AIM – Everything in the listing except the pictures should be written out exactly.

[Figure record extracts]
>>>>>
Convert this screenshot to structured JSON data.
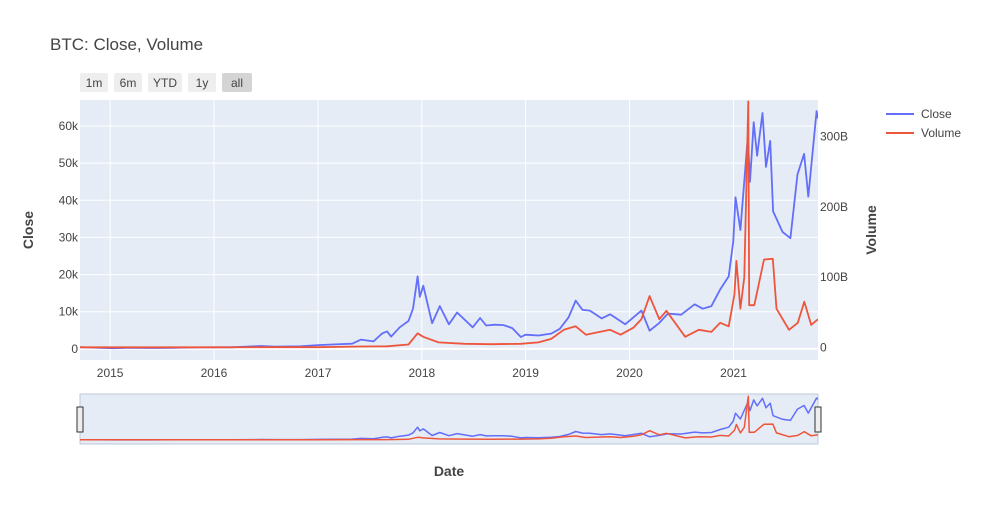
{
  "chart_data": {
    "type": "line",
    "title": "BTC: Close, Volume",
    "xlabel": "Date",
    "ylabel": "Close",
    "y2label": "Volume",
    "x_ticks": [
      "2015",
      "2016",
      "2017",
      "2018",
      "2019",
      "2020",
      "2021"
    ],
    "x_range": [
      "2014-09-17",
      "2021-10-25"
    ],
    "ylim": [
      -3000,
      67000
    ],
    "y_ticks": [
      0,
      10000,
      20000,
      30000,
      40000,
      50000,
      60000
    ],
    "y_tick_labels": [
      "0",
      "10k",
      "20k",
      "30k",
      "40k",
      "50k",
      "60k"
    ],
    "y2lim": [
      -18000000000,
      352000000000
    ],
    "y2_ticks": [
      0,
      100000000000,
      200000000000,
      300000000000
    ],
    "y2_tick_labels": [
      "0",
      "100B",
      "200B",
      "300B"
    ],
    "grid": true,
    "legend": "top-right",
    "range_selector": [
      {
        "label": "1m",
        "active": false
      },
      {
        "label": "6m",
        "active": false
      },
      {
        "label": "YTD",
        "active": false
      },
      {
        "label": "1y",
        "active": false
      },
      {
        "label": "all",
        "active": true
      }
    ],
    "range_slider": true,
    "series": [
      {
        "name": "Close",
        "axis": "y",
        "color": "#636efa",
        "points": [
          [
            "2014-09-17",
            457
          ],
          [
            "2014-11-01",
            325
          ],
          [
            "2015-01-14",
            178
          ],
          [
            "2015-03-01",
            260
          ],
          [
            "2015-06-01",
            225
          ],
          [
            "2015-08-01",
            280
          ],
          [
            "2015-11-04",
            400
          ],
          [
            "2016-01-01",
            430
          ],
          [
            "2016-03-01",
            420
          ],
          [
            "2016-06-16",
            760
          ],
          [
            "2016-08-01",
            600
          ],
          [
            "2016-11-01",
            700
          ],
          [
            "2017-01-01",
            1000
          ],
          [
            "2017-03-01",
            1200
          ],
          [
            "2017-05-01",
            1400
          ],
          [
            "2017-06-01",
            2500
          ],
          [
            "2017-07-15",
            2000
          ],
          [
            "2017-08-15",
            4200
          ],
          [
            "2017-09-01",
            4700
          ],
          [
            "2017-09-15",
            3300
          ],
          [
            "2017-10-15",
            5800
          ],
          [
            "2017-11-15",
            7500
          ],
          [
            "2017-12-01",
            10800
          ],
          [
            "2017-12-17",
            19500
          ],
          [
            "2017-12-25",
            14000
          ],
          [
            "2018-01-06",
            17000
          ],
          [
            "2018-02-06",
            6900
          ],
          [
            "2018-03-05",
            11500
          ],
          [
            "2018-04-06",
            6600
          ],
          [
            "2018-05-05",
            9800
          ],
          [
            "2018-06-29",
            5800
          ],
          [
            "2018-07-25",
            8300
          ],
          [
            "2018-08-15",
            6300
          ],
          [
            "2018-09-15",
            6500
          ],
          [
            "2018-10-15",
            6400
          ],
          [
            "2018-11-15",
            5600
          ],
          [
            "2018-12-15",
            3200
          ],
          [
            "2019-01-01",
            3800
          ],
          [
            "2019-02-15",
            3600
          ],
          [
            "2019-04-01",
            4100
          ],
          [
            "2019-05-01",
            5400
          ],
          [
            "2019-06-01",
            8500
          ],
          [
            "2019-06-26",
            13000
          ],
          [
            "2019-07-20",
            10500
          ],
          [
            "2019-08-15",
            10300
          ],
          [
            "2019-09-25",
            8200
          ],
          [
            "2019-10-25",
            9300
          ],
          [
            "2019-11-20",
            8000
          ],
          [
            "2019-12-17",
            6600
          ],
          [
            "2020-02-12",
            10300
          ],
          [
            "2020-03-12",
            4900
          ],
          [
            "2020-04-15",
            7000
          ],
          [
            "2020-05-15",
            9500
          ],
          [
            "2020-07-01",
            9200
          ],
          [
            "2020-08-17",
            12000
          ],
          [
            "2020-09-15",
            10800
          ],
          [
            "2020-10-15",
            11500
          ],
          [
            "2020-11-15",
            16000
          ],
          [
            "2020-12-15",
            19500
          ],
          [
            "2020-12-31",
            29000
          ],
          [
            "2021-01-08",
            40800
          ],
          [
            "2021-01-25",
            32000
          ],
          [
            "2021-02-20",
            57000
          ],
          [
            "2021-02-28",
            45000
          ],
          [
            "2021-03-13",
            61000
          ],
          [
            "2021-03-25",
            52000
          ],
          [
            "2021-04-13",
            63500
          ],
          [
            "2021-04-25",
            49000
          ],
          [
            "2021-05-10",
            56000
          ],
          [
            "2021-05-20",
            37000
          ],
          [
            "2021-06-22",
            31500
          ],
          [
            "2021-07-20",
            29800
          ],
          [
            "2021-08-14",
            47000
          ],
          [
            "2021-09-06",
            52500
          ],
          [
            "2021-09-21",
            41000
          ],
          [
            "2021-10-20",
            64000
          ],
          [
            "2021-10-25",
            62000
          ]
        ]
      },
      {
        "name": "Volume",
        "axis": "y2",
        "color": "#ef553b",
        "points": [
          [
            "2014-09-17",
            21000000
          ],
          [
            "2015-01-14",
            50000000
          ],
          [
            "2015-06-01",
            20000000
          ],
          [
            "2016-01-01",
            60000000
          ],
          [
            "2016-06-16",
            150000000
          ],
          [
            "2017-01-01",
            200000000
          ],
          [
            "2017-06-01",
            1200000000
          ],
          [
            "2017-09-01",
            1500000000
          ],
          [
            "2017-11-15",
            4000000000
          ],
          [
            "2017-12-17",
            20000000000
          ],
          [
            "2018-01-06",
            15000000000
          ],
          [
            "2018-03-01",
            7000000000
          ],
          [
            "2018-06-01",
            5000000000
          ],
          [
            "2018-09-01",
            4500000000
          ],
          [
            "2018-12-15",
            5000000000
          ],
          [
            "2019-02-15",
            7000000000
          ],
          [
            "2019-04-01",
            12000000000
          ],
          [
            "2019-05-15",
            25000000000
          ],
          [
            "2019-06-26",
            30000000000
          ],
          [
            "2019-08-01",
            18000000000
          ],
          [
            "2019-10-25",
            25000000000
          ],
          [
            "2019-12-01",
            18000000000
          ],
          [
            "2020-01-15",
            28000000000
          ],
          [
            "2020-02-12",
            40000000000
          ],
          [
            "2020-03-12",
            73000000000
          ],
          [
            "2020-04-15",
            40000000000
          ],
          [
            "2020-05-10",
            52000000000
          ],
          [
            "2020-07-15",
            15000000000
          ],
          [
            "2020-09-01",
            25000000000
          ],
          [
            "2020-10-15",
            22000000000
          ],
          [
            "2020-11-15",
            35000000000
          ],
          [
            "2020-12-15",
            30000000000
          ],
          [
            "2021-01-04",
            75000000000
          ],
          [
            "2021-01-11",
            123000000000
          ],
          [
            "2021-01-25",
            55000000000
          ],
          [
            "2021-02-08",
            100000000000
          ],
          [
            "2021-02-22",
            350000000000
          ],
          [
            "2021-02-25",
            60000000000
          ],
          [
            "2021-03-15",
            60000000000
          ],
          [
            "2021-04-18",
            125000000000
          ],
          [
            "2021-05-19",
            126000000000
          ],
          [
            "2021-06-01",
            55000000000
          ],
          [
            "2021-07-15",
            25000000000
          ],
          [
            "2021-08-15",
            35000000000
          ],
          [
            "2021-09-07",
            65000000000
          ],
          [
            "2021-10-01",
            32000000000
          ],
          [
            "2021-10-25",
            40000000000
          ]
        ]
      }
    ]
  }
}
<<<<<
OUTPUT FOR THIS TASK –
Convert this screenshot to structured JSON data.
{
  "chart_data": {
    "type": "line",
    "title": "BTC: Close, Volume",
    "xlabel": "Date",
    "ylabel": "Close",
    "y2label": "Volume",
    "x_ticks": [
      "2015",
      "2016",
      "2017",
      "2018",
      "2019",
      "2020",
      "2021"
    ],
    "x_range": [
      "2014-09-17",
      "2021-10-25"
    ],
    "ylim": [
      -3000,
      67000
    ],
    "y_ticks": [
      0,
      10000,
      20000,
      30000,
      40000,
      50000,
      60000
    ],
    "y_tick_labels": [
      "0",
      "10k",
      "20k",
      "30k",
      "40k",
      "50k",
      "60k"
    ],
    "y2lim": [
      -18000000000,
      352000000000
    ],
    "y2_ticks": [
      0,
      100000000000,
      200000000000,
      300000000000
    ],
    "y2_tick_labels": [
      "0",
      "100B",
      "200B",
      "300B"
    ],
    "grid": true,
    "legend": "top-right",
    "range_selector": [
      {
        "label": "1m",
        "active": false
      },
      {
        "label": "6m",
        "active": false
      },
      {
        "label": "YTD",
        "active": false
      },
      {
        "label": "1y",
        "active": false
      },
      {
        "label": "all",
        "active": true
      }
    ],
    "range_slider": true,
    "series": [
      {
        "name": "Close",
        "axis": "y",
        "color": "#636efa",
        "points": [
          [
            "2014-09-17",
            457
          ],
          [
            "2014-11-01",
            325
          ],
          [
            "2015-01-14",
            178
          ],
          [
            "2015-03-01",
            260
          ],
          [
            "2015-06-01",
            225
          ],
          [
            "2015-08-01",
            280
          ],
          [
            "2015-11-04",
            400
          ],
          [
            "2016-01-01",
            430
          ],
          [
            "2016-03-01",
            420
          ],
          [
            "2016-06-16",
            760
          ],
          [
            "2016-08-01",
            600
          ],
          [
            "2016-11-01",
            700
          ],
          [
            "2017-01-01",
            1000
          ],
          [
            "2017-03-01",
            1200
          ],
          [
            "2017-05-01",
            1400
          ],
          [
            "2017-06-01",
            2500
          ],
          [
            "2017-07-15",
            2000
          ],
          [
            "2017-08-15",
            4200
          ],
          [
            "2017-09-01",
            4700
          ],
          [
            "2017-09-15",
            3300
          ],
          [
            "2017-10-15",
            5800
          ],
          [
            "2017-11-15",
            7500
          ],
          [
            "2017-12-01",
            10800
          ],
          [
            "2017-12-17",
            19500
          ],
          [
            "2017-12-25",
            14000
          ],
          [
            "2018-01-06",
            17000
          ],
          [
            "2018-02-06",
            6900
          ],
          [
            "2018-03-05",
            11500
          ],
          [
            "2018-04-06",
            6600
          ],
          [
            "2018-05-05",
            9800
          ],
          [
            "2018-06-29",
            5800
          ],
          [
            "2018-07-25",
            8300
          ],
          [
            "2018-08-15",
            6300
          ],
          [
            "2018-09-15",
            6500
          ],
          [
            "2018-10-15",
            6400
          ],
          [
            "2018-11-15",
            5600
          ],
          [
            "2018-12-15",
            3200
          ],
          [
            "2019-01-01",
            3800
          ],
          [
            "2019-02-15",
            3600
          ],
          [
            "2019-04-01",
            4100
          ],
          [
            "2019-05-01",
            5400
          ],
          [
            "2019-06-01",
            8500
          ],
          [
            "2019-06-26",
            13000
          ],
          [
            "2019-07-20",
            10500
          ],
          [
            "2019-08-15",
            10300
          ],
          [
            "2019-09-25",
            8200
          ],
          [
            "2019-10-25",
            9300
          ],
          [
            "2019-11-20",
            8000
          ],
          [
            "2019-12-17",
            6600
          ],
          [
            "2020-02-12",
            10300
          ],
          [
            "2020-03-12",
            4900
          ],
          [
            "2020-04-15",
            7000
          ],
          [
            "2020-05-15",
            9500
          ],
          [
            "2020-07-01",
            9200
          ],
          [
            "2020-08-17",
            12000
          ],
          [
            "2020-09-15",
            10800
          ],
          [
            "2020-10-15",
            11500
          ],
          [
            "2020-11-15",
            16000
          ],
          [
            "2020-12-15",
            19500
          ],
          [
            "2020-12-31",
            29000
          ],
          [
            "2021-01-08",
            40800
          ],
          [
            "2021-01-25",
            32000
          ],
          [
            "2021-02-20",
            57000
          ],
          [
            "2021-02-28",
            45000
          ],
          [
            "2021-03-13",
            61000
          ],
          [
            "2021-03-25",
            52000
          ],
          [
            "2021-04-13",
            63500
          ],
          [
            "2021-04-25",
            49000
          ],
          [
            "2021-05-10",
            56000
          ],
          [
            "2021-05-20",
            37000
          ],
          [
            "2021-06-22",
            31500
          ],
          [
            "2021-07-20",
            29800
          ],
          [
            "2021-08-14",
            47000
          ],
          [
            "2021-09-06",
            52500
          ],
          [
            "2021-09-21",
            41000
          ],
          [
            "2021-10-20",
            64000
          ],
          [
            "2021-10-25",
            62000
          ]
        ]
      },
      {
        "name": "Volume",
        "axis": "y2",
        "color": "#ef553b",
        "points": [
          [
            "2014-09-17",
            21000000
          ],
          [
            "2015-01-14",
            50000000
          ],
          [
            "2015-06-01",
            20000000
          ],
          [
            "2016-01-01",
            60000000
          ],
          [
            "2016-06-16",
            150000000
          ],
          [
            "2017-01-01",
            200000000
          ],
          [
            "2017-06-01",
            1200000000
          ],
          [
            "2017-09-01",
            1500000000
          ],
          [
            "2017-11-15",
            4000000000
          ],
          [
            "2017-12-17",
            20000000000
          ],
          [
            "2018-01-06",
            15000000000
          ],
          [
            "2018-03-01",
            7000000000
          ],
          [
            "2018-06-01",
            5000000000
          ],
          [
            "2018-09-01",
            4500000000
          ],
          [
            "2018-12-15",
            5000000000
          ],
          [
            "2019-02-15",
            7000000000
          ],
          [
            "2019-04-01",
            12000000000
          ],
          [
            "2019-05-15",
            25000000000
          ],
          [
            "2019-06-26",
            30000000000
          ],
          [
            "2019-08-01",
            18000000000
          ],
          [
            "2019-10-25",
            25000000000
          ],
          [
            "2019-12-01",
            18000000000
          ],
          [
            "2020-01-15",
            28000000000
          ],
          [
            "2020-02-12",
            40000000000
          ],
          [
            "2020-03-12",
            73000000000
          ],
          [
            "2020-04-15",
            40000000000
          ],
          [
            "2020-05-10",
            52000000000
          ],
          [
            "2020-07-15",
            15000000000
          ],
          [
            "2020-09-01",
            25000000000
          ],
          [
            "2020-10-15",
            22000000000
          ],
          [
            "2020-11-15",
            35000000000
          ],
          [
            "2020-12-15",
            30000000000
          ],
          [
            "2021-01-04",
            75000000000
          ],
          [
            "2021-01-11",
            123000000000
          ],
          [
            "2021-01-25",
            55000000000
          ],
          [
            "2021-02-08",
            100000000000
          ],
          [
            "2021-02-22",
            350000000000
          ],
          [
            "2021-02-25",
            60000000000
          ],
          [
            "2021-03-15",
            60000000000
          ],
          [
            "2021-04-18",
            125000000000
          ],
          [
            "2021-05-19",
            126000000000
          ],
          [
            "2021-06-01",
            55000000000
          ],
          [
            "2021-07-15",
            25000000000
          ],
          [
            "2021-08-15",
            35000000000
          ],
          [
            "2021-09-07",
            65000000000
          ],
          [
            "2021-10-01",
            32000000000
          ],
          [
            "2021-10-25",
            40000000000
          ]
        ]
      }
    ]
  }
}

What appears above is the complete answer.